In the entries below, count every line with the string "title". State the count and nothing else.

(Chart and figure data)
◇ ◇ ◇ ◇ ◇ ◇ ◇
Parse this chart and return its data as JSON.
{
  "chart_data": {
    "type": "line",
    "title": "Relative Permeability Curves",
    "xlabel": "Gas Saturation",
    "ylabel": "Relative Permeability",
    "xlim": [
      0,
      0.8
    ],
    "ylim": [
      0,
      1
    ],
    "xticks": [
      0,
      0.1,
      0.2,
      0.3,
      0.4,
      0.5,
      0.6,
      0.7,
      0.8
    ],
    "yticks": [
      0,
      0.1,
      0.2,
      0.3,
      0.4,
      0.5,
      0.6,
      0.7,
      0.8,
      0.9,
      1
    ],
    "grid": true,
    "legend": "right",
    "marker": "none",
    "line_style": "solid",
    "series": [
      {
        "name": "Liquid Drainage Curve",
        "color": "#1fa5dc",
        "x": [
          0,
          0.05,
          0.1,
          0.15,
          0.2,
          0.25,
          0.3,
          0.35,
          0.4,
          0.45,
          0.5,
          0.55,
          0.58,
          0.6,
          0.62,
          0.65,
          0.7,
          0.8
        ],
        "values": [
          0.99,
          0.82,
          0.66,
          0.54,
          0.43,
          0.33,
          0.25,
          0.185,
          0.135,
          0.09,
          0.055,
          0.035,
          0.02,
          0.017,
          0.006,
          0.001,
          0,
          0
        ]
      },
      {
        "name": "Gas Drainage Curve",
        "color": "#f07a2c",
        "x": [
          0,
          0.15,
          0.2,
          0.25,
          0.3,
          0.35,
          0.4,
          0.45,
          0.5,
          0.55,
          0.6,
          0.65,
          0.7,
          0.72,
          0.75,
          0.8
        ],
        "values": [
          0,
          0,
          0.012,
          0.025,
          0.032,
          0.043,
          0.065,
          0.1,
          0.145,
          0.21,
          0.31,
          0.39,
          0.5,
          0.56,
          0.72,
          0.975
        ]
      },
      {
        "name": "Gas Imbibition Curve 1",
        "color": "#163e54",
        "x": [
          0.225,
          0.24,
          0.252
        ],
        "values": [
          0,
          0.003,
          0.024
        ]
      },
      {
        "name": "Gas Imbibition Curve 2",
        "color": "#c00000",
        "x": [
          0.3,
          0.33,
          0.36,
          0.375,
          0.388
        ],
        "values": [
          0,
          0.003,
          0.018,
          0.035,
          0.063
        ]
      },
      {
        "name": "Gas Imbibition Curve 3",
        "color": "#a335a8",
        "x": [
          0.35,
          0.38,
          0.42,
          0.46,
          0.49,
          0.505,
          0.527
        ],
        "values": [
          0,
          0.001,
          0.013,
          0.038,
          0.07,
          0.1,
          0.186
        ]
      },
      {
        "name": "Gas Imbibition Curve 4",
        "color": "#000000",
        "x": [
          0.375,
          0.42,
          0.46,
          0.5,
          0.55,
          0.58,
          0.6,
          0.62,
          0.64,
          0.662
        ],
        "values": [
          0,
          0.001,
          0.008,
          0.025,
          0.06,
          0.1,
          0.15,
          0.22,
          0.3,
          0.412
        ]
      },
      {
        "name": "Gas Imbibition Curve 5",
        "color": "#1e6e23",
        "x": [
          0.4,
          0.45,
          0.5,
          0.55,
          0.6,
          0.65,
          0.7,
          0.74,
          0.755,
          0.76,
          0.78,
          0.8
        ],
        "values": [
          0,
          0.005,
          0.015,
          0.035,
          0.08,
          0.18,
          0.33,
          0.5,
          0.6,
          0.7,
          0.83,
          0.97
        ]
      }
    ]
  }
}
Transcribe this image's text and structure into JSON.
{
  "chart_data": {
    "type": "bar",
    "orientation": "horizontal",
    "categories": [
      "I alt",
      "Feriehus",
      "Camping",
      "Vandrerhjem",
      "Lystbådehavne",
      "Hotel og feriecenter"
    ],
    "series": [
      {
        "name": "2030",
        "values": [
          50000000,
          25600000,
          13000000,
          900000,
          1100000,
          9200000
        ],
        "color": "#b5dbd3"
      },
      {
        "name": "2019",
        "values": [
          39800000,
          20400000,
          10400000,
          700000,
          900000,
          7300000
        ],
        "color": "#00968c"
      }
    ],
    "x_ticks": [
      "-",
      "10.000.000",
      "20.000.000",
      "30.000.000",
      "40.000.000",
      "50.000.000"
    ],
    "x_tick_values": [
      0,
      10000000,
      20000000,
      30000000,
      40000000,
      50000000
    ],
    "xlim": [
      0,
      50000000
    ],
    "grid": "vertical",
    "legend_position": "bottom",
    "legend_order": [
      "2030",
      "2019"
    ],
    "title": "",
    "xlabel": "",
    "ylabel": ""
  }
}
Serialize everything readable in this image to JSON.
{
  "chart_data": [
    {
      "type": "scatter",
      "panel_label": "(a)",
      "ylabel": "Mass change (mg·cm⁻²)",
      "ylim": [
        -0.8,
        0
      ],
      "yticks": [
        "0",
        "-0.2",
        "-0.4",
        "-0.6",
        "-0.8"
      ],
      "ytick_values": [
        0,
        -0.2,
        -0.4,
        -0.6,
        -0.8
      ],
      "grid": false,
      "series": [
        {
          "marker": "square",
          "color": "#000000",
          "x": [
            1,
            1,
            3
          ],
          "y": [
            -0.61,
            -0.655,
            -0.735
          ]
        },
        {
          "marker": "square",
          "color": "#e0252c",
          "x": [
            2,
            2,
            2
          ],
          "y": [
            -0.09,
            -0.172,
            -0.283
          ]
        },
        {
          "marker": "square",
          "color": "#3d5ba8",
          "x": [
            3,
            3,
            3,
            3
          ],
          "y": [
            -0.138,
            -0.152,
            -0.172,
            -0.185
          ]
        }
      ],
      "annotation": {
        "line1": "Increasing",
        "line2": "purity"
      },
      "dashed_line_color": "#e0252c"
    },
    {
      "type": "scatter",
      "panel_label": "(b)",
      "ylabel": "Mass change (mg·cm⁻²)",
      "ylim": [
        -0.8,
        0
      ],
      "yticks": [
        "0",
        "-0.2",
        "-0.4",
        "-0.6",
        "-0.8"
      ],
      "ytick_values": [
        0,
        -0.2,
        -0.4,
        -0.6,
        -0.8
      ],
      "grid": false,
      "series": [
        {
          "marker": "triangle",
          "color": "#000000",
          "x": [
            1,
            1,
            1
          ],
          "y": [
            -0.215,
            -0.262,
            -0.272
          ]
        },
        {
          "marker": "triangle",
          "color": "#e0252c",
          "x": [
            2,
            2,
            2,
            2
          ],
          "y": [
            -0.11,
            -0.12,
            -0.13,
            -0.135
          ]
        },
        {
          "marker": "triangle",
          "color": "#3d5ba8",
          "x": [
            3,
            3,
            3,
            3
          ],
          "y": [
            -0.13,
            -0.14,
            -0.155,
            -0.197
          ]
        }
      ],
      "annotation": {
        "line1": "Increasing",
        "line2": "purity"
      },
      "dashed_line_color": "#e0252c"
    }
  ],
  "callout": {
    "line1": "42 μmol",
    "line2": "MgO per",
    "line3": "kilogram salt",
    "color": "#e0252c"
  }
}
◇ ◇ ◇ ◇ ◇ ◇ ◇
- FINISHED TASK: 2